▶ _TASK PROMPT_
Retype each line of the material exactly, please, skipping any picture in it.

▶ _Collected data entries_
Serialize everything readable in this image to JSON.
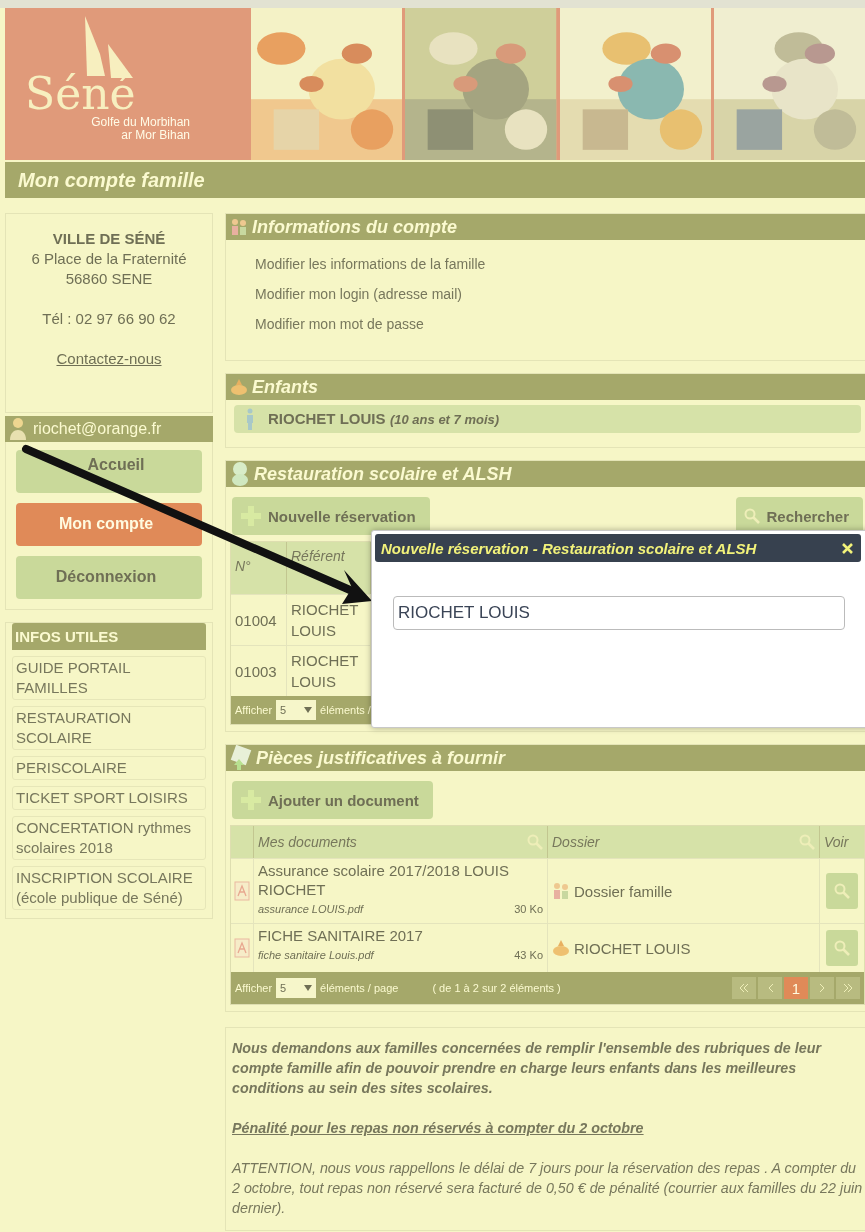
{
  "header": {
    "logo": {
      "name": "Séné",
      "line1": "Golfe du Morbihan",
      "line2": "ar Mor Bihan"
    }
  },
  "page_title": "Mon compte famille",
  "sidebar": {
    "contact": {
      "name": "VILLE DE SÉNÉ",
      "address": "6 Place de la Fraternité",
      "city": "56860 SENE",
      "phone": "Tél : 02 97 66 90 62",
      "link": "Contactez-nous"
    },
    "user": {
      "email": "riochet@orange.fr"
    },
    "nav": [
      {
        "label": "Accueil",
        "selected": false
      },
      {
        "label": "Mon compte",
        "selected": true
      },
      {
        "label": "Déconnexion",
        "selected": false
      }
    ],
    "infos": {
      "title": "INFOS UTILES",
      "links": [
        "GUIDE PORTAIL FAMILLES",
        "RESTAURATION SCOLAIRE",
        "PERISCOLAIRE",
        "TICKET SPORT LOISIRS",
        "CONCERTATION rythmes scolaires 2018",
        "INSCRIPTION SCOLAIRE (école publique de Séné)"
      ]
    }
  },
  "account": {
    "title": "Informations du compte",
    "links": [
      "Modifier les informations de la famille",
      "Modifier mon login (adresse mail)",
      "Modifier mon mot de passe"
    ]
  },
  "children": {
    "title": "Enfants",
    "items": [
      {
        "name": "RIOCHET LOUIS",
        "age": "(10 ans et 7 mois)"
      }
    ]
  },
  "restauration": {
    "title": "Restauration scolaire et ALSH",
    "new_button": "Nouvelle réservation",
    "search_button": "Rechercher",
    "columns": [
      "N°",
      "Référent"
    ],
    "rows": [
      {
        "number": "01004",
        "referent": "RIOCHET LOUIS"
      },
      {
        "number": "01003",
        "referent": "RIOCHET LOUIS"
      }
    ],
    "footer": {
      "show_label": "Afficher",
      "page_size": "5",
      "per_page": "éléments /"
    }
  },
  "documents": {
    "title": "Pièces justificatives à fournir",
    "add_button": "Ajouter un document",
    "columns": [
      "Mes documents",
      "Dossier",
      "Voir"
    ],
    "rows": [
      {
        "title": "Assurance scolaire 2017/2018 LOUIS RIOCHET",
        "file": "assurance LOUIS.pdf",
        "size": "30 Ko",
        "folder": "Dossier famille",
        "kind": "family"
      },
      {
        "title": "FICHE SANITAIRE 2017",
        "file": "fiche sanitaire Louis.pdf",
        "size": "43 Ko",
        "folder": "RIOCHET LOUIS",
        "kind": "child"
      }
    ],
    "footer": {
      "show_label": "Afficher",
      "page_size": "5",
      "per_page": "éléments / page",
      "summary": "( de 1 à 2 sur 2 éléments )",
      "pages": [
        {
          "label": "1",
          "selected": true
        }
      ]
    }
  },
  "notice": {
    "intro": "Nous demandons aux familles concernées de remplir l'ensemble des rubriques de leur compte famille afin de pouvoir prendre en charge leurs enfants dans les meilleures conditions au sein des sites scolaires.",
    "heading": "Pénalité pour les repas non réservés à compter du 2 octobre",
    "body": "ATTENTION, nous vous rappellons le délai de 7 jours pour la réservation des repas . A compter du 2 octobre, tout repas non réservé sera facturé de 0,50 € de pénalité (courrier aux familles du 22 juin dernier)."
  },
  "dialog": {
    "title": "Nouvelle réservation - Restauration scolaire et ALSH",
    "value": "RIOCHET LOUIS"
  }
}
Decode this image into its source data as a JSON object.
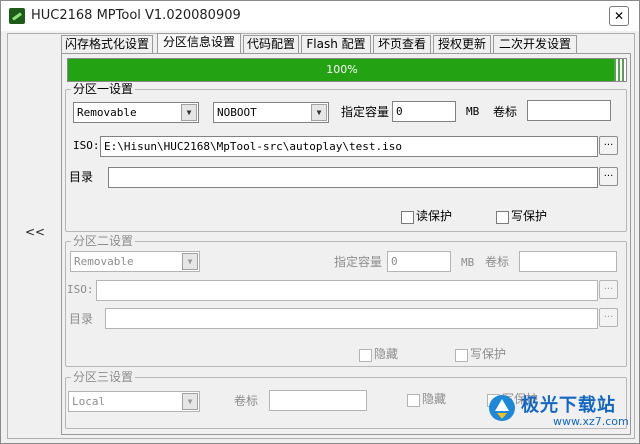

▶ _WORKED SOLUTION_
Serialize everything readable in this image to JSON.
{
  "header": {
    "logo": {
      "name": "Séné",
      "line1": "Golfe du Morbihan",
      "line2": "ar Mor Bihan"
    }
  },
  "page_title": "Mon compte famille",
  "sidebar": {
    "contact": {
      "name": "VILLE DE SÉNÉ",
      "address": "6 Place de la Fraternité",
      "city": "56860 SENE",
      "phone": "Tél : 02 97 66 90 62",
      "link": "Contactez-nous"
    },
    "user": {
      "email": "riochet@orange.fr"
    },
    "nav": [
      {
        "label": "Accueil",
        "selected": false
      },
      {
        "label": "Mon compte",
        "selected": true
      },
      {
        "label": "Déconnexion",
        "selected": false
      }
    ],
    "infos": {
      "title": "INFOS UTILES",
      "links": [
        "GUIDE PORTAIL FAMILLES",
        "RESTAURATION SCOLAIRE",
        "PERISCOLAIRE",
        "TICKET SPORT LOISIRS",
        "CONCERTATION rythmes scolaires 2018",
        "INSCRIPTION SCOLAIRE (école publique de Séné)"
      ]
    }
  },
  "account": {
    "title": "Informations du compte",
    "links": [
      "Modifier les informations de la famille",
      "Modifier mon login (adresse mail)",
      "Modifier mon mot de passe"
    ]
  },
  "children": {
    "title": "Enfants",
    "items": [
      {
        "name": "RIOCHET LOUIS",
        "age": "(10 ans et 7 mois)"
      }
    ]
  },
  "restauration": {
    "title": "Restauration scolaire et ALSH",
    "new_button": "Nouvelle réservation",
    "search_button": "Rechercher",
    "columns": [
      "N°",
      "Référent"
    ],
    "rows": [
      {
        "number": "01004",
        "referent": "RIOCHET LOUIS"
      },
      {
        "number": "01003",
        "referent": "RIOCHET LOUIS"
      }
    ],
    "footer": {
      "show_label": "Afficher",
      "page_size": "5",
      "per_page": "éléments /"
    }
  },
  "documents": {
    "title": "Pièces justificatives à fournir",
    "add_button": "Ajouter un document",
    "columns": [
      "Mes documents",
      "Dossier",
      "Voir"
    ],
    "rows": [
      {
        "title": "Assurance scolaire 2017/2018 LOUIS RIOCHET",
        "file": "assurance LOUIS.pdf",
        "size": "30 Ko",
        "folder": "Dossier famille",
        "kind": "family"
      },
      {
        "title": "FICHE SANITAIRE 2017",
        "file": "fiche sanitaire Louis.pdf",
        "size": "43 Ko",
        "folder": "RIOCHET LOUIS",
        "kind": "child"
      }
    ],
    "footer": {
      "show_label": "Afficher",
      "page_size": "5",
      "per_page": "éléments / page",
      "summary": "( de 1 à 2 sur 2 éléments )",
      "pages": [
        {
          "label": "1",
          "selected": true
        }
      ]
    }
  },
  "notice": {
    "intro": "Nous demandons aux familles concernées de remplir l'ensemble des rubriques de leur compte famille afin de pouvoir prendre en charge leurs enfants dans les meilleures conditions au sein des sites scolaires.",
    "heading": "Pénalité pour les repas non réservés à compter du 2 octobre",
    "body": "ATTENTION, nous vous rappellons le délai de 7 jours pour la réservation des repas . A compter du 2 octobre, tout repas non réservé sera facturé de 0,50 € de pénalité (courrier aux familles du 22 juin dernier)."
  },
  "dialog": {
    "title": "Nouvelle réservation - Restauration scolaire et ALSH",
    "value": "RIOCHET LOUIS"
  }
}
Decode this image into its source data as a JSON object.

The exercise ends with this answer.